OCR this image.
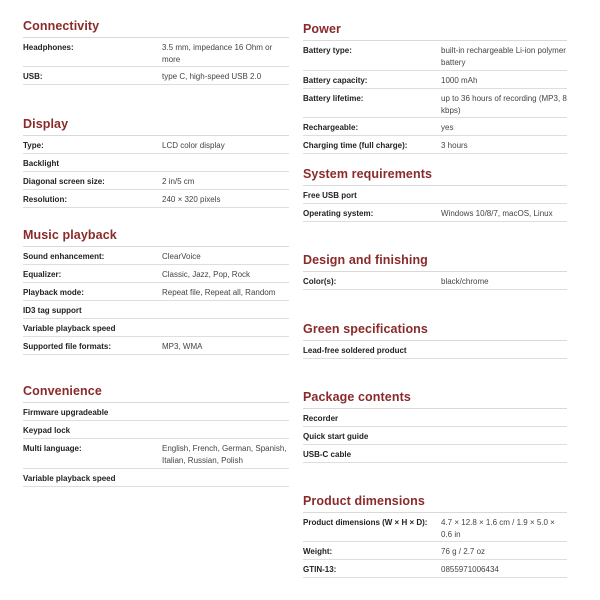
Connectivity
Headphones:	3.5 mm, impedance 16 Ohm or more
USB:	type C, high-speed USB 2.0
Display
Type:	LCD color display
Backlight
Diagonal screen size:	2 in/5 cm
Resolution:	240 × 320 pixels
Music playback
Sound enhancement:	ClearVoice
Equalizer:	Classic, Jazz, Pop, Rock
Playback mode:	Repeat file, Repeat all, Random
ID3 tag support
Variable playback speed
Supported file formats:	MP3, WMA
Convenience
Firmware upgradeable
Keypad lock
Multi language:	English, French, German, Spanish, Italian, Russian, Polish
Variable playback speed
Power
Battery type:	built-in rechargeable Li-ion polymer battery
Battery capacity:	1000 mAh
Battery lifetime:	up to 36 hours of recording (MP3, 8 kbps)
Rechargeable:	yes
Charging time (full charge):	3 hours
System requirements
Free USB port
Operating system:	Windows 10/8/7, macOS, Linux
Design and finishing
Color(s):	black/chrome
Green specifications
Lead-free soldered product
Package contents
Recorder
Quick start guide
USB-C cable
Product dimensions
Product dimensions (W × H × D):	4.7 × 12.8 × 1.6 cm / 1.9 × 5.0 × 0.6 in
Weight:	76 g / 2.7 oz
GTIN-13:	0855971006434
════════════════════
**TASK GOAL**
Gather, from the listing above, every line carrying the word "file".

**ANSWER TO THE PROBLEM**
Playback mode:	Repeat file, Repeat all, Random
Supported file formats:	MP3, WMA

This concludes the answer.